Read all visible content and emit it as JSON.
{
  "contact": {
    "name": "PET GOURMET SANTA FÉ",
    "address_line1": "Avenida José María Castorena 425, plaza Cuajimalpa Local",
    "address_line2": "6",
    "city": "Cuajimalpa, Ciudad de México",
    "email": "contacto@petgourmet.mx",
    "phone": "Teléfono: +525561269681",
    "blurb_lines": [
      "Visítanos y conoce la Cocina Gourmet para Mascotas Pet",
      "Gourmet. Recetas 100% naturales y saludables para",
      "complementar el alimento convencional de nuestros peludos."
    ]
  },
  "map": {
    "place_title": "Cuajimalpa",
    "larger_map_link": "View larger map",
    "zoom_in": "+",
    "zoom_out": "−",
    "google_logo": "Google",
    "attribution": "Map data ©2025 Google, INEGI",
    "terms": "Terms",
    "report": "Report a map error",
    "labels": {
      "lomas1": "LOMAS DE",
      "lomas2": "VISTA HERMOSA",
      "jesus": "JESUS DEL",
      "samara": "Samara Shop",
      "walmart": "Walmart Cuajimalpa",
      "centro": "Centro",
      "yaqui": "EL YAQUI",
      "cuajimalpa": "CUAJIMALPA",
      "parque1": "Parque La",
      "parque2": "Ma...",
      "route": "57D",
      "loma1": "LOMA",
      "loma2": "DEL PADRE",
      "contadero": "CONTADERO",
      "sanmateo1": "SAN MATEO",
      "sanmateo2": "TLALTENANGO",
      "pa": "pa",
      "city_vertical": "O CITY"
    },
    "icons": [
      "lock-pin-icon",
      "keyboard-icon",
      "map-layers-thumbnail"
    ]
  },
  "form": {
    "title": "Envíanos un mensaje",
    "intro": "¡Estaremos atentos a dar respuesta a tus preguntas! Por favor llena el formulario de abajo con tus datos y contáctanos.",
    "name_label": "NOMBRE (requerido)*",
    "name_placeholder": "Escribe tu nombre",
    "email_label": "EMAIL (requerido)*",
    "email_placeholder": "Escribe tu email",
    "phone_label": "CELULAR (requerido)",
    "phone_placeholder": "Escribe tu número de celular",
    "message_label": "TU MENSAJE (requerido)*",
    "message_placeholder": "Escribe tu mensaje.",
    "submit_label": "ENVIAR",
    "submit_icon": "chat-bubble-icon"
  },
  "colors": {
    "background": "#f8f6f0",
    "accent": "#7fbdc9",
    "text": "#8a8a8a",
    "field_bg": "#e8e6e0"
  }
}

━━━━

Aim of the task. Make an exact copy of the data above.

Solution for this exercise.
Read all visible content and emit it as JSON.
{
  "contact": {
    "name": "PET GOURMET SANTA FÉ",
    "address_line1": "Avenida José María Castorena 425, plaza Cuajimalpa Local",
    "address_line2": "6",
    "city": "Cuajimalpa, Ciudad de México",
    "email": "contacto@petgourmet.mx",
    "phone": "Teléfono: +525561269681",
    "blurb_lines": [
      "Visítanos y conoce la Cocina Gourmet para Mascotas Pet",
      "Gourmet. Recetas 100% naturales y saludables para",
      "complementar el alimento convencional de nuestros peludos."
    ]
  },
  "map": {
    "place_title": "Cuajimalpa",
    "larger_map_link": "View larger map",
    "zoom_in": "+",
    "zoom_out": "−",
    "google_logo": "Google",
    "attribution": "Map data ©2025 Google, INEGI",
    "terms": "Terms",
    "report": "Report a map error",
    "labels": {
      "lomas1": "LOMAS DE",
      "lomas2": "VISTA HERMOSA",
      "jesus": "JESUS DEL",
      "samara": "Samara Shop",
      "walmart": "Walmart Cuajimalpa",
      "centro": "Centro",
      "yaqui": "EL YAQUI",
      "cuajimalpa": "CUAJIMALPA",
      "parque1": "Parque La",
      "parque2": "Ma...",
      "route": "57D",
      "loma1": "LOMA",
      "loma2": "DEL PADRE",
      "contadero": "CONTADERO",
      "sanmateo1": "SAN MATEO",
      "sanmateo2": "TLALTENANGO",
      "pa": "pa",
      "city_vertical": "O CITY"
    },
    "icons": [
      "lock-pin-icon",
      "keyboard-icon",
      "map-layers-thumbnail"
    ]
  },
  "form": {
    "title": "Envíanos un mensaje",
    "intro": "¡Estaremos atentos a dar respuesta a tus preguntas! Por favor llena el formulario de abajo con tus datos y contáctanos.",
    "name_label": "NOMBRE (requerido)*",
    "name_placeholder": "Escribe tu nombre",
    "email_label": "EMAIL (requerido)*",
    "email_placeholder": "Escribe tu email",
    "phone_label": "CELULAR (requerido)",
    "phone_placeholder": "Escribe tu número de celular",
    "message_label": "TU MENSAJE (requerido)*",
    "message_placeholder": "Escribe tu mensaje.",
    "submit_label": "ENVIAR",
    "submit_icon": "chat-bubble-icon"
  },
  "colors": {
    "background": "#f8f6f0",
    "accent": "#7fbdc9",
    "text": "#8a8a8a",
    "field_bg": "#e8e6e0"
  }
}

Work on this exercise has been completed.